Work to be completed: Check every line of the entries that follow, and copy the ones containing "Évolution".
+ + + + +
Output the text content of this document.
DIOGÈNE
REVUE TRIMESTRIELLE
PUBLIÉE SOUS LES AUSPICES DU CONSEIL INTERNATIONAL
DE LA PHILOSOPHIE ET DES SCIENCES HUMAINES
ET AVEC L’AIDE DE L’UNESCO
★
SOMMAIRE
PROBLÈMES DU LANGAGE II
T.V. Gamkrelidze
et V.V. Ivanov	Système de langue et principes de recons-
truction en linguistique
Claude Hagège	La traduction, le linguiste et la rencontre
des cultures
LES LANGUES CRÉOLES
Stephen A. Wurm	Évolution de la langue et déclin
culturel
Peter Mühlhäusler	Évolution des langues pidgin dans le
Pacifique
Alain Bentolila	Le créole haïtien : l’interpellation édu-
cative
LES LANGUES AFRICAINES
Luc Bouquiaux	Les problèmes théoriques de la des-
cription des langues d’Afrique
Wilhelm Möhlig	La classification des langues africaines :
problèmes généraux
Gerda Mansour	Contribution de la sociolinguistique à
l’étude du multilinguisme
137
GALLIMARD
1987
+ + + + +
Result for this exercise:
Stephen A. Wurm	Évolution de la langue et déclin
Peter Mühlhäusler	Évolution des langues pidgin dans le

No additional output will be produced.